#### [Stored entries]

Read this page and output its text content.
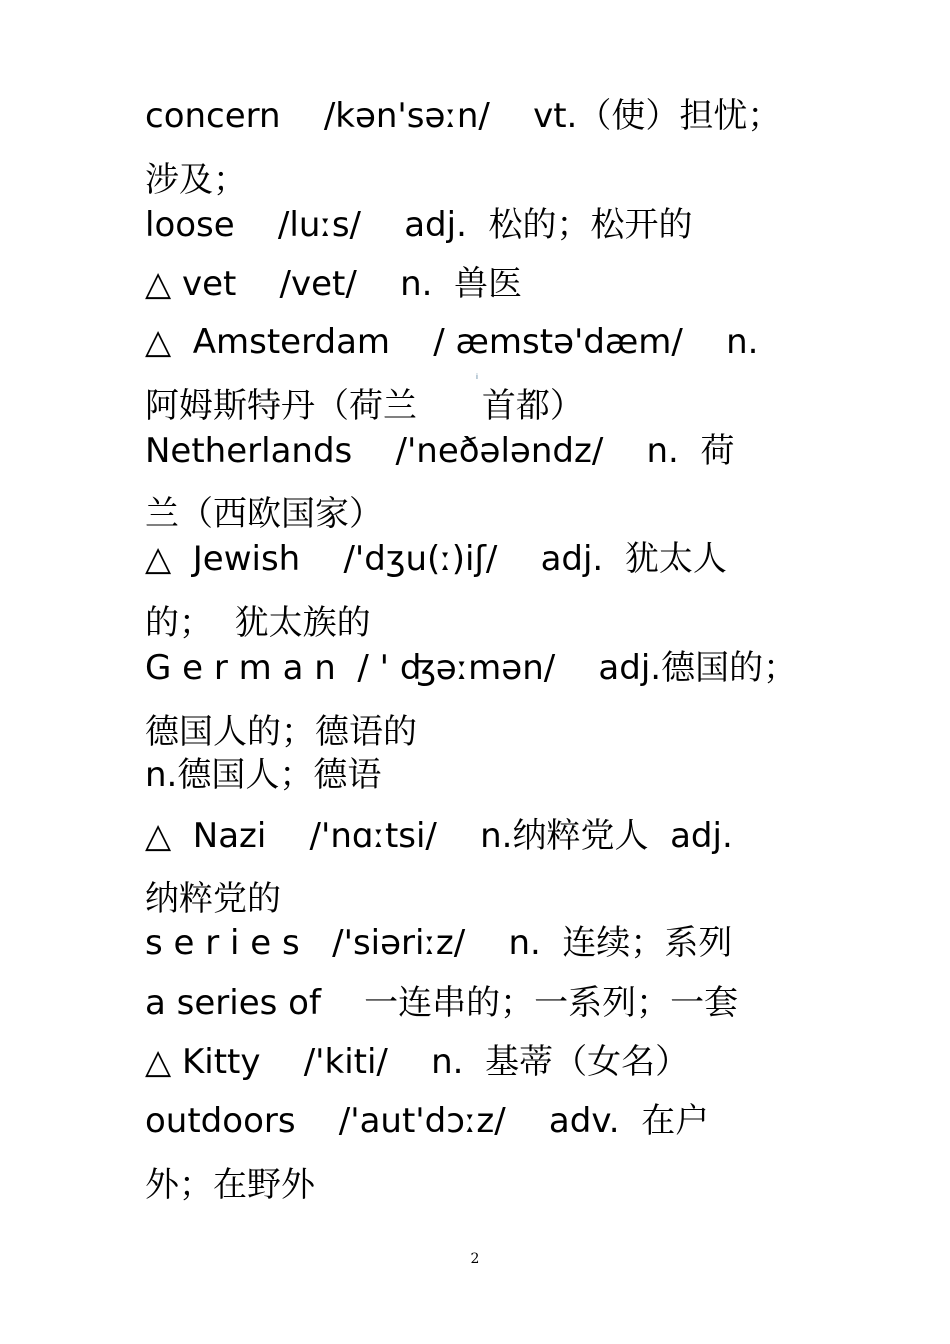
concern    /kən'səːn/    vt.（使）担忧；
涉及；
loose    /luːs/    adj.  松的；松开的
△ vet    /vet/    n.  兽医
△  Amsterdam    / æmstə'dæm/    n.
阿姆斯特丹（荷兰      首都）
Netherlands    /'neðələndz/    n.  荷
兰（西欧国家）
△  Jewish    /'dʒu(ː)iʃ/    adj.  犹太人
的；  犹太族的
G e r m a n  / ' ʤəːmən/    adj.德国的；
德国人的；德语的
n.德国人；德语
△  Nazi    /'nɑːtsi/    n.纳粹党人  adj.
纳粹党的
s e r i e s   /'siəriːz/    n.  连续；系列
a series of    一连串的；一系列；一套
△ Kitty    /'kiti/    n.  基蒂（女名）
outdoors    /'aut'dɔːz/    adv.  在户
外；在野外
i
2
--
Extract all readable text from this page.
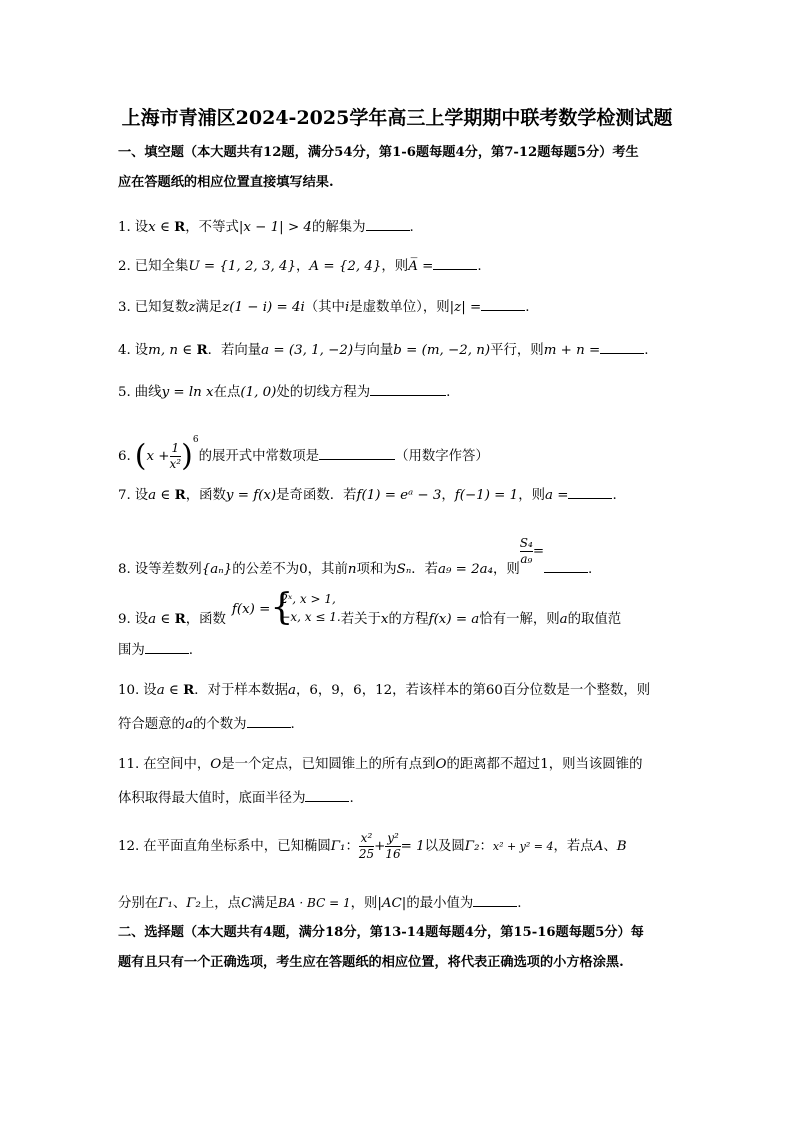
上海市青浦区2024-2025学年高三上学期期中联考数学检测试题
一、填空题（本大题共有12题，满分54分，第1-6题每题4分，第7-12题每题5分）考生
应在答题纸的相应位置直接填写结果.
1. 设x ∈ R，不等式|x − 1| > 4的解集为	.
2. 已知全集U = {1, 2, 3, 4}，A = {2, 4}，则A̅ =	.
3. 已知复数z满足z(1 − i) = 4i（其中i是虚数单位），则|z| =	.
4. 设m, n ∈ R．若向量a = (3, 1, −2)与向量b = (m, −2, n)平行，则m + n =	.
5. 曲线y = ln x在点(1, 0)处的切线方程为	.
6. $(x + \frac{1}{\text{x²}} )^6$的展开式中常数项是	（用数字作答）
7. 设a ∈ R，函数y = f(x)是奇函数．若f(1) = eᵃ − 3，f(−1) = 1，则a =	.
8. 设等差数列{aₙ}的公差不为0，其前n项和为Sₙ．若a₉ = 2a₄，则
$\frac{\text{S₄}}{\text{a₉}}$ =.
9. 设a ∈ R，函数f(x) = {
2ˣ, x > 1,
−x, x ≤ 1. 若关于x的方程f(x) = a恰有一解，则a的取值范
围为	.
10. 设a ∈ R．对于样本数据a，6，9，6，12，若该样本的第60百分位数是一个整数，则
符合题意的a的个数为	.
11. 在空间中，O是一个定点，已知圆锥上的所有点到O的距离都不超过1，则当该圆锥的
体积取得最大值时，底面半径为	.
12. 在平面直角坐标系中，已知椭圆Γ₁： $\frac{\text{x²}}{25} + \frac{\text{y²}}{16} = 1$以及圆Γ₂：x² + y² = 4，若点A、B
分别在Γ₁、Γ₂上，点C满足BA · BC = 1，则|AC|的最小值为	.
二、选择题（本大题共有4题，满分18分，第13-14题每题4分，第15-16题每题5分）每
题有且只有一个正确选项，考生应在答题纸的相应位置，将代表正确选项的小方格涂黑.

#### [Exercise objective]
Read the data above. Pull out each line in which the string "frac" appears.

#### [Solution below]
6. $(x + \frac{1}{\text{x²}} )^6$的展开式中常数项是	（用数字作答）
$\frac{\text{S₄}}{\text{a₉}}$ =.
12. 在平面直角坐标系中，已知椭圆Γ₁： $\frac{\text{x²}}{25} + \frac{\text{y²}}{16} = 1$以及圆Γ₂：x² + y² = 4，若点A、B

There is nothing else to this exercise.